◆ **Exercise instructions**:
Among the records below, find each line that includes the string "What" and copy it.
——
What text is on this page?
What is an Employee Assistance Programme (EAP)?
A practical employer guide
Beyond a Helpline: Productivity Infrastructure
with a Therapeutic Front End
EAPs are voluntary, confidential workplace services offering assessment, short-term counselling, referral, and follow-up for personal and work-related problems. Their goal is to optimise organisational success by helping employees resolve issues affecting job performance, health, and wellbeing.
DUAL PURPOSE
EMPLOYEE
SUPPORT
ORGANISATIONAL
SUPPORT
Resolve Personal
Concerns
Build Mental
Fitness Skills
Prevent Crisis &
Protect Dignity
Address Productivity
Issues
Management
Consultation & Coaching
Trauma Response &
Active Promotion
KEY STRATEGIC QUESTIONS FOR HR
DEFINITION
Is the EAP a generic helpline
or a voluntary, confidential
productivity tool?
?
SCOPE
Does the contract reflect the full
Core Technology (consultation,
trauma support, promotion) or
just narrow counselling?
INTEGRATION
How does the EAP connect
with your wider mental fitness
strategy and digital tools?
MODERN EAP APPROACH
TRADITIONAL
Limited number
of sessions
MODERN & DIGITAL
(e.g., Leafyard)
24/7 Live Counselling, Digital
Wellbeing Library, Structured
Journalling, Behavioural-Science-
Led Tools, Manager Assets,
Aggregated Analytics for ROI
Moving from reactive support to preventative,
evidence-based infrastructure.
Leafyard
——
◆ **Task response**:
What text is on this page?
What is an Employee Assistance Programme (EAP)?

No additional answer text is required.